### [Problem requirements]
Each entry has to be copied exactly, with nothing missed.

Data items:
-------------------------
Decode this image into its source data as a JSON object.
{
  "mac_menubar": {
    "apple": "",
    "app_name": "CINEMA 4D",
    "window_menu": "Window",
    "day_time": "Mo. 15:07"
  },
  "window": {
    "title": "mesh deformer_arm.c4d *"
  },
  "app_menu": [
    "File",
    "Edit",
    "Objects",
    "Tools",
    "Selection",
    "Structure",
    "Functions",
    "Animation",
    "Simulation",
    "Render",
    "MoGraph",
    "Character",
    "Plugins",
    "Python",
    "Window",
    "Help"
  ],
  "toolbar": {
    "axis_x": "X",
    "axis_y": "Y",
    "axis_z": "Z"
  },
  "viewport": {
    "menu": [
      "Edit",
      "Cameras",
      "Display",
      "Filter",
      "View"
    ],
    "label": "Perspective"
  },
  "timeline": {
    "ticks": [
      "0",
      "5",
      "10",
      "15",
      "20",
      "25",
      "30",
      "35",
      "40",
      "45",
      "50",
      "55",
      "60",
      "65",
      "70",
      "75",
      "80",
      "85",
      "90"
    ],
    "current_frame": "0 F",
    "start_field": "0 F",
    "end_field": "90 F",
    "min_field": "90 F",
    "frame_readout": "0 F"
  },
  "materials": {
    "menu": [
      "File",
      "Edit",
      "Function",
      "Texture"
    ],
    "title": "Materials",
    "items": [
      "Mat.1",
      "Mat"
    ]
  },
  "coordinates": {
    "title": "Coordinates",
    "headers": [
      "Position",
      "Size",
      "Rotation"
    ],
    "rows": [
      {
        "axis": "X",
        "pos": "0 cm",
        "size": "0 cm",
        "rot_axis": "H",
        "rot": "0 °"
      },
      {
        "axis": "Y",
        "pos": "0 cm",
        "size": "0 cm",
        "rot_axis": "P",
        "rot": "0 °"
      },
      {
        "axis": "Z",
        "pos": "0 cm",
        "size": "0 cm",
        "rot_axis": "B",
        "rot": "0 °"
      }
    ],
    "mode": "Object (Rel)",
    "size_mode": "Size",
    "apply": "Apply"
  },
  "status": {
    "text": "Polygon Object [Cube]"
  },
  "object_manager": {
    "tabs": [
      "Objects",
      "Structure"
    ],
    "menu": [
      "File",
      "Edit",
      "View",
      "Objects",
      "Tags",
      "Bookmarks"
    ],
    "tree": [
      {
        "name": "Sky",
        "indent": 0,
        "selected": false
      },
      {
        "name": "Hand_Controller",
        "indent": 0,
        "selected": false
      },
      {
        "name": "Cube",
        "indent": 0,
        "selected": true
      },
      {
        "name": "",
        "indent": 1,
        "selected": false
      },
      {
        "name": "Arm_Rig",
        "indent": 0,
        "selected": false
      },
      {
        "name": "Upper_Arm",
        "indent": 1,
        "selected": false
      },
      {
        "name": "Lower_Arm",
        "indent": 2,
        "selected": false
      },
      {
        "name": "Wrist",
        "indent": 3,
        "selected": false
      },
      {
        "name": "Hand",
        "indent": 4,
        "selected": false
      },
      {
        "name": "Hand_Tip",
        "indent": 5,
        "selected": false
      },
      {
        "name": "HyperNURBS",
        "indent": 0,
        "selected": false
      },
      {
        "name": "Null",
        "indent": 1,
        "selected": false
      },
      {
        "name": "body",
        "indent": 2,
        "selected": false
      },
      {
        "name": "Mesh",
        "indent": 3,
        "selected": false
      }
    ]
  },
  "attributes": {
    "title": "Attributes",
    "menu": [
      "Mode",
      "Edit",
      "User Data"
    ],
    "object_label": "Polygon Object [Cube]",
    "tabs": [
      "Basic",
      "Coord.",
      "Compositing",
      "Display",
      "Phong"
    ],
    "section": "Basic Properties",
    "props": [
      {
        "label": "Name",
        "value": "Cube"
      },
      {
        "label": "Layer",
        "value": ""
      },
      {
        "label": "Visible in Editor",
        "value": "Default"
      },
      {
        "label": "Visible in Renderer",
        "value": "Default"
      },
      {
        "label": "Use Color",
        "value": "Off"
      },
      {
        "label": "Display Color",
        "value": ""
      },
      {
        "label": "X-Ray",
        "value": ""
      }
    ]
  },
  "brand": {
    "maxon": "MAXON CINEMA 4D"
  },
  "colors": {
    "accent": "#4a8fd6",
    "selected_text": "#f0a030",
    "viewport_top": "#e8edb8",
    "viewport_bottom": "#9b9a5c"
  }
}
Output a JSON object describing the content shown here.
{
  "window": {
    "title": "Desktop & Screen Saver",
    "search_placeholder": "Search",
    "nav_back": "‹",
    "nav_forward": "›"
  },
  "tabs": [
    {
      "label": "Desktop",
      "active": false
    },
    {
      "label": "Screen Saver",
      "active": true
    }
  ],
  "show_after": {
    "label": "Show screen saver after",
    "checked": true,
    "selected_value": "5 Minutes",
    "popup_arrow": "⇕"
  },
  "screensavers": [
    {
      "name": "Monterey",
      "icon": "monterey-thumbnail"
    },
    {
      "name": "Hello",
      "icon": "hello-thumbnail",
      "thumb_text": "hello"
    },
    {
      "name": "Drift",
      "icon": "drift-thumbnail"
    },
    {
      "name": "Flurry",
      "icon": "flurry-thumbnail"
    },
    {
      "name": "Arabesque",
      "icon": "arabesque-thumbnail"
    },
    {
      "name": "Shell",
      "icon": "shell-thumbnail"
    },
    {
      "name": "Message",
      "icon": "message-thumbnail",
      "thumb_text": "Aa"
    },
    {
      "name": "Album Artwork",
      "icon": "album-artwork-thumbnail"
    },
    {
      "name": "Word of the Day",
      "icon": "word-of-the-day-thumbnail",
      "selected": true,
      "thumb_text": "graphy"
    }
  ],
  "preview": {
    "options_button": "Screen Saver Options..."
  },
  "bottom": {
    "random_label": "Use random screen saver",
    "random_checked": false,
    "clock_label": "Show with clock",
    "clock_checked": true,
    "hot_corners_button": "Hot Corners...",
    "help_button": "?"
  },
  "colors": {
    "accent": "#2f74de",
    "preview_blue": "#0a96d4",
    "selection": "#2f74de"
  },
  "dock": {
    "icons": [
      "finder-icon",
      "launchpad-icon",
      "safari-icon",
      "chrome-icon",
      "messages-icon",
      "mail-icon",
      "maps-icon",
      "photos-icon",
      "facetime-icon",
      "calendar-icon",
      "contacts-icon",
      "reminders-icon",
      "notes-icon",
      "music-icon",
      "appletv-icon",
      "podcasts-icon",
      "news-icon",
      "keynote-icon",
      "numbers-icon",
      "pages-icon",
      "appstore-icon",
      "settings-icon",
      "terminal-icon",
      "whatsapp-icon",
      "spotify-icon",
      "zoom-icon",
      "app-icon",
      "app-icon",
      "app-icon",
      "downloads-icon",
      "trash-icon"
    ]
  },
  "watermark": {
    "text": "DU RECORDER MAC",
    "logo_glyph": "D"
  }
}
-------------------------
### [Exercise answer]
Decode this image into its source data as a JSON object.
{
  "mac_menubar": {
    "apple": "",
    "app_name": "CINEMA 4D",
    "window_menu": "Window",
    "day_time": "Mo. 15:07"
  },
  "window": {
    "title": "mesh deformer_arm.c4d *"
  },
  "app_menu": [
    "File",
    "Edit",
    "Objects",
    "Tools",
    "Selection",
    "Structure",
    "Functions",
    "Animation",
    "Simulation",
    "Render",
    "MoGraph",
    "Character",
    "Plugins",
    "Python",
    "Window",
    "Help"
  ],
  "toolbar": {
    "axis_x": "X",
    "axis_y": "Y",
    "axis_z": "Z"
  },
  "viewport": {
    "menu": [
      "Edit",
      "Cameras",
      "Display",
      "Filter",
      "View"
    ],
    "label": "Perspective"
  },
  "timeline": {
    "ticks": [
      "0",
      "5",
      "10",
      "15",
      "20",
      "25",
      "30",
      "35",
      "40",
      "45",
      "50",
      "55",
      "60",
      "65",
      "70",
      "75",
      "80",
      "85",
      "90"
    ],
    "current_frame": "0 F",
    "start_field": "0 F",
    "end_field": "90 F",
    "min_field": "90 F",
    "frame_readout": "0 F"
  },
  "materials": {
    "menu": [
      "File",
      "Edit",
      "Function",
      "Texture"
    ],
    "title": "Materials",
    "items": [
      "Mat.1",
      "Mat"
    ]
  },
  "coordinates": {
    "title": "Coordinates",
    "headers": [
      "Position",
      "Size",
      "Rotation"
    ],
    "rows": [
      {
        "axis": "X",
        "pos": "0 cm",
        "size": "0 cm",
        "rot_axis": "H",
        "rot": "0 °"
      },
      {
        "axis": "Y",
        "pos": "0 cm",
        "size": "0 cm",
        "rot_axis": "P",
        "rot": "0 °"
      },
      {
        "axis": "Z",
        "pos": "0 cm",
        "size": "0 cm",
        "rot_axis": "B",
        "rot": "0 °"
      }
    ],
    "mode": "Object (Rel)",
    "size_mode": "Size",
    "apply": "Apply"
  },
  "status": {
    "text": "Polygon Object [Cube]"
  },
  "object_manager": {
    "tabs": [
      "Objects",
      "Structure"
    ],
    "menu": [
      "File",
      "Edit",
      "View",
      "Objects",
      "Tags",
      "Bookmarks"
    ],
    "tree": [
      {
        "name": "Sky",
        "indent": 0,
        "selected": false
      },
      {
        "name": "Hand_Controller",
        "indent": 0,
        "selected": false
      },
      {
        "name": "Cube",
        "indent": 0,
        "selected": true
      },
      {
        "name": "",
        "indent": 1,
        "selected": false
      },
      {
        "name": "Arm_Rig",
        "indent": 0,
        "selected": false
      },
      {
        "name": "Upper_Arm",
        "indent": 1,
        "selected": false
      },
      {
        "name": "Lower_Arm",
        "indent": 2,
        "selected": false
      },
      {
        "name": "Wrist",
        "indent": 3,
        "selected": false
      },
      {
        "name": "Hand",
        "indent": 4,
        "selected": false
      },
      {
        "name": "Hand_Tip",
        "indent": 5,
        "selected": false
      },
      {
        "name": "HyperNURBS",
        "indent": 0,
        "selected": false
      },
      {
        "name": "Null",
        "indent": 1,
        "selected": false
      },
      {
        "name": "body",
        "indent": 2,
        "selected": false
      },
      {
        "name": "Mesh",
        "indent": 3,
        "selected": false
      }
    ]
  },
  "attributes": {
    "title": "Attributes",
    "menu": [
      "Mode",
      "Edit",
      "User Data"
    ],
    "object_label": "Polygon Object [Cube]",
    "tabs": [
      "Basic",
      "Coord.",
      "Compositing",
      "Display",
      "Phong"
    ],
    "section": "Basic Properties",
    "props": [
      {
        "label": "Name",
        "value": "Cube"
      },
      {
        "label": "Layer",
        "value": ""
      },
      {
        "label": "Visible in Editor",
        "value": "Default"
      },
      {
        "label": "Visible in Renderer",
        "value": "Default"
      },
      {
        "label": "Use Color",
        "value": "Off"
      },
      {
        "label": "Display Color",
        "value": ""
      },
      {
        "label": "X-Ray",
        "value": ""
      }
    ]
  },
  "brand": {
    "maxon": "MAXON CINEMA 4D"
  },
  "colors": {
    "accent": "#4a8fd6",
    "selected_text": "#f0a030",
    "viewport_top": "#e8edb8",
    "viewport_bottom": "#9b9a5c"
  }
}
Output a JSON object describing the content shown here.
{
  "window": {
    "title": "Desktop & Screen Saver",
    "search_placeholder": "Search",
    "nav_back": "‹",
    "nav_forward": "›"
  },
  "tabs": [
    {
      "label": "Desktop",
      "active": false
    },
    {
      "label": "Screen Saver",
      "active": true
    }
  ],
  "show_after": {
    "label": "Show screen saver after",
    "checked": true,
    "selected_value": "5 Minutes",
    "popup_arrow": "⇕"
  },
  "screensavers": [
    {
      "name": "Monterey",
      "icon": "monterey-thumbnail"
    },
    {
      "name": "Hello",
      "icon": "hello-thumbnail",
      "thumb_text": "hello"
    },
    {
      "name": "Drift",
      "icon": "drift-thumbnail"
    },
    {
      "name": "Flurry",
      "icon": "flurry-thumbnail"
    },
    {
      "name": "Arabesque",
      "icon": "arabesque-thumbnail"
    },
    {
      "name": "Shell",
      "icon": "shell-thumbnail"
    },
    {
      "name": "Message",
      "icon": "message-thumbnail",
      "thumb_text": "Aa"
    },
    {
      "name": "Album Artwork",
      "icon": "album-artwork-thumbnail"
    },
    {
      "name": "Word of the Day",
      "icon": "word-of-the-day-thumbnail",
      "selected": true,
      "thumb_text": "graphy"
    }
  ],
  "preview": {
    "options_button": "Screen Saver Options..."
  },
  "bottom": {
    "random_label": "Use random screen saver",
    "random_checked": false,
    "clock_label": "Show with clock",
    "clock_checked": true,
    "hot_corners_button": "Hot Corners...",
    "help_button": "?"
  },
  "colors": {
    "accent": "#2f74de",
    "preview_blue": "#0a96d4",
    "selection": "#2f74de"
  },
  "dock": {
    "icons": [
      "finder-icon",
      "launchpad-icon",
      "safari-icon",
      "chrome-icon",
      "messages-icon",
      "mail-icon",
      "maps-icon",
      "photos-icon",
      "facetime-icon",
      "calendar-icon",
      "contacts-icon",
      "reminders-icon",
      "notes-icon",
      "music-icon",
      "appletv-icon",
      "podcasts-icon",
      "news-icon",
      "keynote-icon",
      "numbers-icon",
      "pages-icon",
      "appstore-icon",
      "settings-icon",
      "terminal-icon",
      "whatsapp-icon",
      "spotify-icon",
      "zoom-icon",
      "app-icon",
      "app-icon",
      "app-icon",
      "downloads-icon",
      "trash-icon"
    ]
  },
  "watermark": {
    "text": "DU RECORDER MAC",
    "logo_glyph": "D"
  }
}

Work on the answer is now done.